Brief = Tally up the lines below that include the word "image". Answer with the number alone.

Source records =
--------------------------------
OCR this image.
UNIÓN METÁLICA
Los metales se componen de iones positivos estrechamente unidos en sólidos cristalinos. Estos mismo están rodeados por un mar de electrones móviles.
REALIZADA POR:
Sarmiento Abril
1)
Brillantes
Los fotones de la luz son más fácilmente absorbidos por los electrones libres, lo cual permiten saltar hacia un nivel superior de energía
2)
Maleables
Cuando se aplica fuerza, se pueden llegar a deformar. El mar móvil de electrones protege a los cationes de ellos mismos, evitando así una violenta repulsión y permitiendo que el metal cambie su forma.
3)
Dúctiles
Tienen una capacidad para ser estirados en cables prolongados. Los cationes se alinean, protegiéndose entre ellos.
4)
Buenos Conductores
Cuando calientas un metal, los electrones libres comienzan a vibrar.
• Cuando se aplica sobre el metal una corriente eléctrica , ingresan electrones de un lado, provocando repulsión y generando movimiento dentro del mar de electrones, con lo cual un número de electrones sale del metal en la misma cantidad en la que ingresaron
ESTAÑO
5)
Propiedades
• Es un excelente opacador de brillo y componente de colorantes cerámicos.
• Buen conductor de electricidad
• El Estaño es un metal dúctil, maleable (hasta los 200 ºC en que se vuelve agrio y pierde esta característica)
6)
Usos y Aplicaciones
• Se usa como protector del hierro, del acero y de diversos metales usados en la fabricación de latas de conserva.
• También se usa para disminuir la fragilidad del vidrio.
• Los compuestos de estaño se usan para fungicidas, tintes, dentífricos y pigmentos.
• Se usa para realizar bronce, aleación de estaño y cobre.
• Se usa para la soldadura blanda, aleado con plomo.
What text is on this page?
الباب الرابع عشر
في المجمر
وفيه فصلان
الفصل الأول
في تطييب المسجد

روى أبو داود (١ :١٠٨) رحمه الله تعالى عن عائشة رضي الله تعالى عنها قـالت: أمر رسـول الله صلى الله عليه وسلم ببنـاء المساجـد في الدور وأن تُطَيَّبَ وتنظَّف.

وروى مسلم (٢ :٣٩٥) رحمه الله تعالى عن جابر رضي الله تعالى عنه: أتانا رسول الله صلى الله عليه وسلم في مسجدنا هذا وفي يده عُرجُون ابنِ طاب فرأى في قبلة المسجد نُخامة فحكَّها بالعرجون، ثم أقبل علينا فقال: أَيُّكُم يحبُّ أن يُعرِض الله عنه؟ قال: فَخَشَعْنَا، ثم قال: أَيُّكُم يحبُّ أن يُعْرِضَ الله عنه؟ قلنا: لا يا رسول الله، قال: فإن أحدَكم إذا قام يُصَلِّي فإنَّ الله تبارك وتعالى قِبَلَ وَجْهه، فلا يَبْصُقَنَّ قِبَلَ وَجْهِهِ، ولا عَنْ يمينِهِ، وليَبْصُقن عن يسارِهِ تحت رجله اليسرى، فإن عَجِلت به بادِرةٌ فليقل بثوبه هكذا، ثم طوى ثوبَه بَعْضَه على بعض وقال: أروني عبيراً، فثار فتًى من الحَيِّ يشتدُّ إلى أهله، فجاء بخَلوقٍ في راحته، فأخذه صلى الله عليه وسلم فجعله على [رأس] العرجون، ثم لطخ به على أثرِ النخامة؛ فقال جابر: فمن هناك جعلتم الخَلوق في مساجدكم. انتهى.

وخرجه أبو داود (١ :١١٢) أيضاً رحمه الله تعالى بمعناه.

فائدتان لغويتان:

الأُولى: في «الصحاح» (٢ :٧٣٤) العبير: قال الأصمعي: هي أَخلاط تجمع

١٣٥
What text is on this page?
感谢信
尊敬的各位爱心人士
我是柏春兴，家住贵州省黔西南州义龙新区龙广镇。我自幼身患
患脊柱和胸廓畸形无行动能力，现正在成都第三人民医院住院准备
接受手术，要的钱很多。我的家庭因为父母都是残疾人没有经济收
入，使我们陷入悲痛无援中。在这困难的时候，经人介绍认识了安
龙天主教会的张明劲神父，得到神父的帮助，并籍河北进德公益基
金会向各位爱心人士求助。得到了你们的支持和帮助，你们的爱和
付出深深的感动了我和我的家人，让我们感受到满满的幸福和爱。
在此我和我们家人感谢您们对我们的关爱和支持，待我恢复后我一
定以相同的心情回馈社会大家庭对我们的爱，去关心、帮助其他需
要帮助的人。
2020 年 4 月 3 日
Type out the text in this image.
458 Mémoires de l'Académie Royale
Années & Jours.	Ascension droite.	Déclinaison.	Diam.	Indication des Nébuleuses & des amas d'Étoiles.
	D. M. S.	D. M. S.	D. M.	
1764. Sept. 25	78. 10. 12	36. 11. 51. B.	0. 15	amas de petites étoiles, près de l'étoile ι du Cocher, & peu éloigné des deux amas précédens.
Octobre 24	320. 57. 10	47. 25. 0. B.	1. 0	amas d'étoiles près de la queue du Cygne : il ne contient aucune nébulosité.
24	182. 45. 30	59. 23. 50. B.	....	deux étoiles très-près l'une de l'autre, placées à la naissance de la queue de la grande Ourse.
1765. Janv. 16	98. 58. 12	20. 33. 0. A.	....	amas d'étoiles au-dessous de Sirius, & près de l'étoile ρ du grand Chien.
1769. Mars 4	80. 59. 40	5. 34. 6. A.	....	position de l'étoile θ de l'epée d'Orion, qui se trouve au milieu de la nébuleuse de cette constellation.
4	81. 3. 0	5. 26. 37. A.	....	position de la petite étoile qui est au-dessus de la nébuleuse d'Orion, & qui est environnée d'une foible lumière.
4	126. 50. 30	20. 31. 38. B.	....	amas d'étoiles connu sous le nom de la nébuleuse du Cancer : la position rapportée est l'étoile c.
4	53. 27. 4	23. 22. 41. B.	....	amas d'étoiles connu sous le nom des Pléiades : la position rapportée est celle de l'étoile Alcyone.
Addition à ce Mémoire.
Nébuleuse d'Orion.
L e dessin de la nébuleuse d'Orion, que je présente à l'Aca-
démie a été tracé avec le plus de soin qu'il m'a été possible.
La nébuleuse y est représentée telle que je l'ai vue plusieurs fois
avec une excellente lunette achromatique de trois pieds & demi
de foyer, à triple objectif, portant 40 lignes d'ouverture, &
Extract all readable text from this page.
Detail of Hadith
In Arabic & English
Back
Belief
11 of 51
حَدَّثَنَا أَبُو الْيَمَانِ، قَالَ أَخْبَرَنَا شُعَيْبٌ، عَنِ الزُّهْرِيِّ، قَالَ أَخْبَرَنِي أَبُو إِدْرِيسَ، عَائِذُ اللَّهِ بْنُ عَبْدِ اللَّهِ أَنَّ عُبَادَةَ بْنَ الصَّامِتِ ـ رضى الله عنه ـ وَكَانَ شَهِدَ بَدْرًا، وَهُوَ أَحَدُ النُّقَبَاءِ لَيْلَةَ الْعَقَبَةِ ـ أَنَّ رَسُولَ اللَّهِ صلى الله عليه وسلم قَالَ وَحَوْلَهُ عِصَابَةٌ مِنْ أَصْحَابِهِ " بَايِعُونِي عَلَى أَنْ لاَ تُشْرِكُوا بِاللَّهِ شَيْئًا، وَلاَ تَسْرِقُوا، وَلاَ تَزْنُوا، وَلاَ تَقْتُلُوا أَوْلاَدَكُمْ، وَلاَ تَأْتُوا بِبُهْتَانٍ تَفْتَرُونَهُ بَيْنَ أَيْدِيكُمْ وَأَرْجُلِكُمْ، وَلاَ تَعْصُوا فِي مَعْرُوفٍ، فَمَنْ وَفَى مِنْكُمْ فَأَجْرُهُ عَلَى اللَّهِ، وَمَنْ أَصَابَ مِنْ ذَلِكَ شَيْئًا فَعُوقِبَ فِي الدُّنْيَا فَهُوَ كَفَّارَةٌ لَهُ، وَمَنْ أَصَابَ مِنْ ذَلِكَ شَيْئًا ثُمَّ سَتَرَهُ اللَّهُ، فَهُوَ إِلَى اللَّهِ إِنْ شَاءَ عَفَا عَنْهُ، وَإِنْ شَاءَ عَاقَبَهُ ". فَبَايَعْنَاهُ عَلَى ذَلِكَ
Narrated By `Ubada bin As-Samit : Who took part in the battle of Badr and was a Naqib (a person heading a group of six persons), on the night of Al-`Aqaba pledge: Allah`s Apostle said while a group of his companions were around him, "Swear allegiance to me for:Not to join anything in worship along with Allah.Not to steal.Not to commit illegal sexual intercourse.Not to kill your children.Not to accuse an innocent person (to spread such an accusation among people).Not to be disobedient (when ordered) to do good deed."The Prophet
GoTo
--------------------------------
Response = 2